===== LISTED ENTRIES =====

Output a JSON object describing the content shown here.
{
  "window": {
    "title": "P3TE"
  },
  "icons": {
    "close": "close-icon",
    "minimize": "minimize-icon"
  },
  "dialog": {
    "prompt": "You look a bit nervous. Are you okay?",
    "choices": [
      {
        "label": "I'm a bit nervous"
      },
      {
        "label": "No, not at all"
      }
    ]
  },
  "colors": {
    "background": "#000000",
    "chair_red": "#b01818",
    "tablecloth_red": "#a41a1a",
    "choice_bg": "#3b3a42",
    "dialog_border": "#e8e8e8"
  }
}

=====

## [TO DO]
Word for word, restate all of the data shown above.

## [SOLUTION TO THIS EXERCISE]
Output a JSON object describing the content shown here.
{
  "window": {
    "title": "P3TE"
  },
  "icons": {
    "close": "close-icon",
    "minimize": "minimize-icon"
  },
  "dialog": {
    "prompt": "You look a bit nervous. Are you okay?",
    "choices": [
      {
        "label": "I'm a bit nervous"
      },
      {
        "label": "No, not at all"
      }
    ]
  },
  "colors": {
    "background": "#000000",
    "chair_red": "#b01818",
    "tablecloth_red": "#a41a1a",
    "choice_bg": "#3b3a42",
    "dialog_border": "#e8e8e8"
  }
}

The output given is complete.